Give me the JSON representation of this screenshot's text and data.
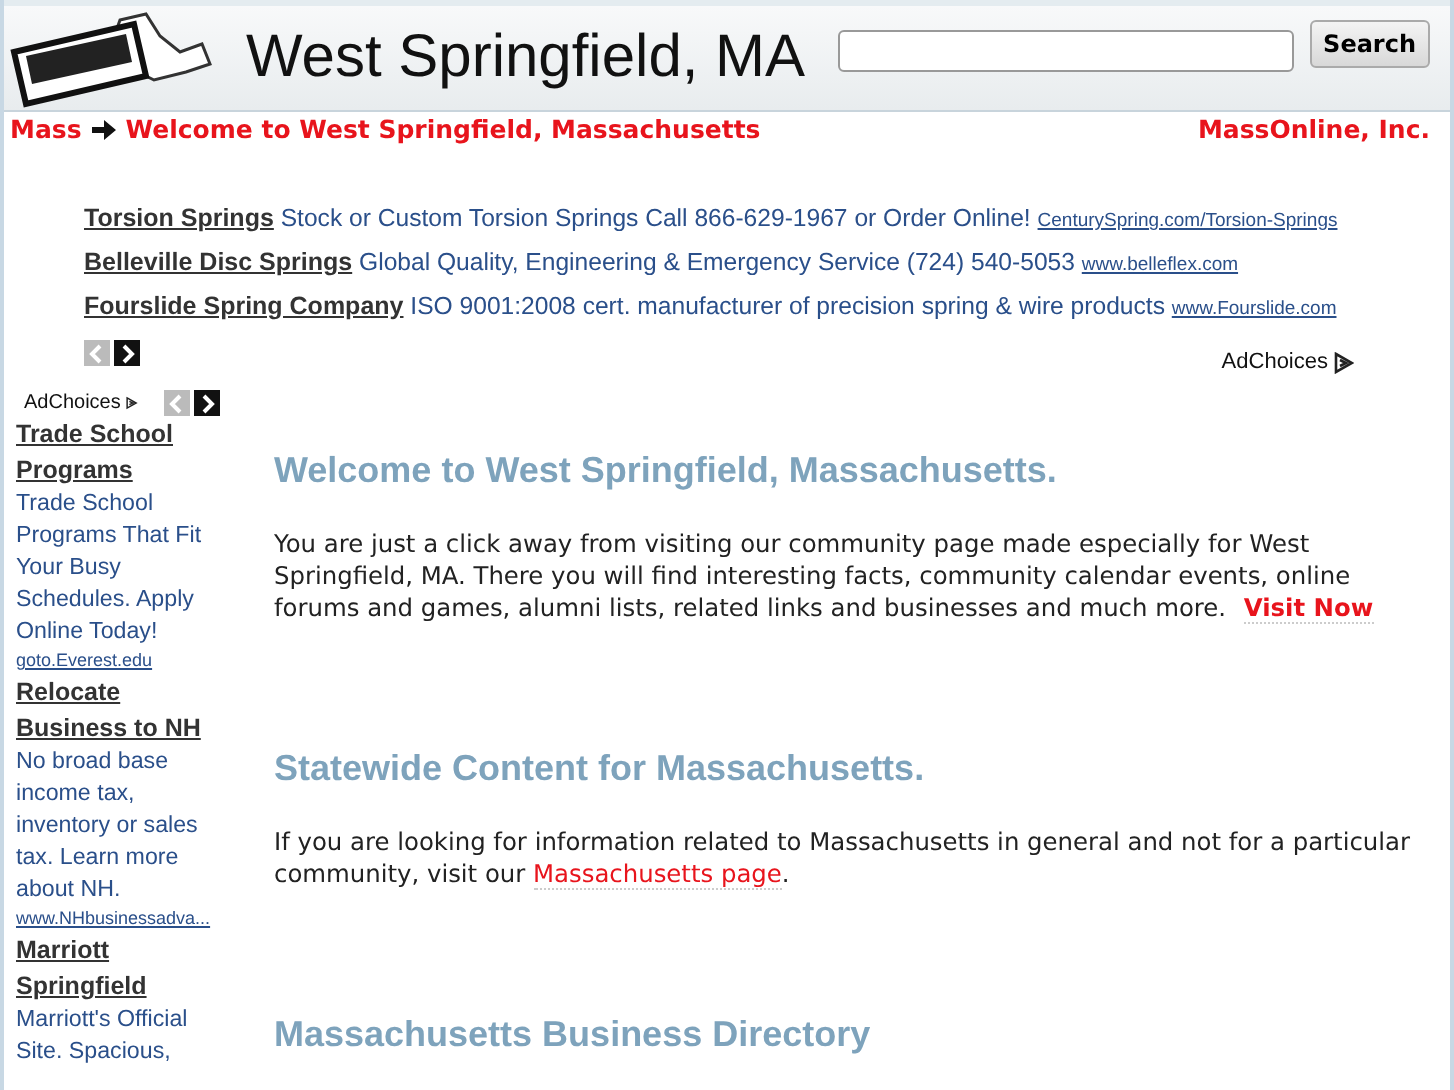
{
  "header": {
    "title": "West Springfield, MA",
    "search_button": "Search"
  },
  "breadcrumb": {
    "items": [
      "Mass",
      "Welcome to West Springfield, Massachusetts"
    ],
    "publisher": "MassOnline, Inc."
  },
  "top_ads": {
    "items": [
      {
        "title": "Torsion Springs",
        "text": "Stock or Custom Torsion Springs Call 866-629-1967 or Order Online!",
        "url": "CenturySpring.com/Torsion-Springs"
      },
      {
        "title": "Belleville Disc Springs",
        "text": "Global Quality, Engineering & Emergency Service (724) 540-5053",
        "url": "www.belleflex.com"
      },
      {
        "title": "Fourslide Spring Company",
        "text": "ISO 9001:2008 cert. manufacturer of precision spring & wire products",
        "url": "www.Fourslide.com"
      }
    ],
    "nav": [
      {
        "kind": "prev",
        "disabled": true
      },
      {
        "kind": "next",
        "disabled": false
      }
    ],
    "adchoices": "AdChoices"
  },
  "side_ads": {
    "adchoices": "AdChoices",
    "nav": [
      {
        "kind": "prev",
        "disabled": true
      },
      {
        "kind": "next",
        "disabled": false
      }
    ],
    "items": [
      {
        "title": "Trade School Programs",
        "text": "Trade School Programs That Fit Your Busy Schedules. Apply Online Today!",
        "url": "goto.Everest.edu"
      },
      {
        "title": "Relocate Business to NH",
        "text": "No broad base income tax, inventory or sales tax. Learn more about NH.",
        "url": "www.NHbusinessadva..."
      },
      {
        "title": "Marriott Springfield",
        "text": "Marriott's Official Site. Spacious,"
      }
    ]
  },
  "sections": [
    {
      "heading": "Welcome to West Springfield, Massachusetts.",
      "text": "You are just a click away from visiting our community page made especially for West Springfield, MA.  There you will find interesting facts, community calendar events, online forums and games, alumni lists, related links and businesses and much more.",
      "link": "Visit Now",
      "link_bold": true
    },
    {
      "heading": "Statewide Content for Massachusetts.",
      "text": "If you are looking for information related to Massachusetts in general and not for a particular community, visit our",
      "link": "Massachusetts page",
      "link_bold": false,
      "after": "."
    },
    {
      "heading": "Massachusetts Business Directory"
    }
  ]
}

========

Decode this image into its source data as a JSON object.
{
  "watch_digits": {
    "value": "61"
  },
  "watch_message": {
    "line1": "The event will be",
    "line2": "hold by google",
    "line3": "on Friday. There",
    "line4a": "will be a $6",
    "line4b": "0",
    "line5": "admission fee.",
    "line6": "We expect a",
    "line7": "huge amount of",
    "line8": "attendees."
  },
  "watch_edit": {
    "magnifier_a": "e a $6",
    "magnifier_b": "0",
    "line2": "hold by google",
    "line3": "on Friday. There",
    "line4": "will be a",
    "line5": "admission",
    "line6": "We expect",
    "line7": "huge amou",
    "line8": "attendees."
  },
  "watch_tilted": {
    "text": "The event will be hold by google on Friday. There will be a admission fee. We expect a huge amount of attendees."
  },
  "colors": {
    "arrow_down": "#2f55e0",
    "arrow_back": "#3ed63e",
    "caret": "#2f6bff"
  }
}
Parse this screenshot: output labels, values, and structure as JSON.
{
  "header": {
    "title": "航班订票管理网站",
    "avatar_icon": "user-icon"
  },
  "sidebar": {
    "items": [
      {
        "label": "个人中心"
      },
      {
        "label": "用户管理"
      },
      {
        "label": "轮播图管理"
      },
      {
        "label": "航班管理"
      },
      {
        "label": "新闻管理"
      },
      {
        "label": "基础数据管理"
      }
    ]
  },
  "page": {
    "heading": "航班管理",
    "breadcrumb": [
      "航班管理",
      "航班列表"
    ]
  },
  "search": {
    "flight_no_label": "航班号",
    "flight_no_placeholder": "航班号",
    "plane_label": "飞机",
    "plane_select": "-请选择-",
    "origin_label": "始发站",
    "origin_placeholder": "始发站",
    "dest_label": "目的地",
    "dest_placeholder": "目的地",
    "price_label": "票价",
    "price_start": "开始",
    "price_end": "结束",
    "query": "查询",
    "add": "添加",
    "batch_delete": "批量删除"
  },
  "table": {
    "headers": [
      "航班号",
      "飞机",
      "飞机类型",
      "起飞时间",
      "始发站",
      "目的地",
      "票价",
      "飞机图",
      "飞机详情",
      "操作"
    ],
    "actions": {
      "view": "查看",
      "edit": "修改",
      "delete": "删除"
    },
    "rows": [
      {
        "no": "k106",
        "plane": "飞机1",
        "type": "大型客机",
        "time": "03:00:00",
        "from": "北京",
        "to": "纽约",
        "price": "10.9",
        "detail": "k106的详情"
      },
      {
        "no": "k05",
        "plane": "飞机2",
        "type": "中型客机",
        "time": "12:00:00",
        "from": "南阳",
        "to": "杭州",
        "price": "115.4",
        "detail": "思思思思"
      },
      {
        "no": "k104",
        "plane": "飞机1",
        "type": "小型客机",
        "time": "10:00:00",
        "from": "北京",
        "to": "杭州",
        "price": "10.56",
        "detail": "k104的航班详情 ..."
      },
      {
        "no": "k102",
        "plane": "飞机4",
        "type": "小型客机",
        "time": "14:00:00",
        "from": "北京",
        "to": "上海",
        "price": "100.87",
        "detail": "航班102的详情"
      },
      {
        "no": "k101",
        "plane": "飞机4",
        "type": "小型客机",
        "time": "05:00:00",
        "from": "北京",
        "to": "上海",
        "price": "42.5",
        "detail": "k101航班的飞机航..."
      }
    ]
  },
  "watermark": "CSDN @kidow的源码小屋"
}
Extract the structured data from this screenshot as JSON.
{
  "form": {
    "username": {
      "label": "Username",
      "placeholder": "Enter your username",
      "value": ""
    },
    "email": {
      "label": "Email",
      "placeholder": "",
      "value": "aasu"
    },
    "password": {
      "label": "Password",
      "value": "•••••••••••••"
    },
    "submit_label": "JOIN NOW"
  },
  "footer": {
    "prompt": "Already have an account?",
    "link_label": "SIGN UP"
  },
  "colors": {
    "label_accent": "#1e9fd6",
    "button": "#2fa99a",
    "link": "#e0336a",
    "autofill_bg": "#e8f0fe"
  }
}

========

Filter for "Trade". Return all lines that hold it.

        "title": "Trade School Programs",
        "text": "Trade School Programs That Fit Your Busy Schedules. Apply Online Today!",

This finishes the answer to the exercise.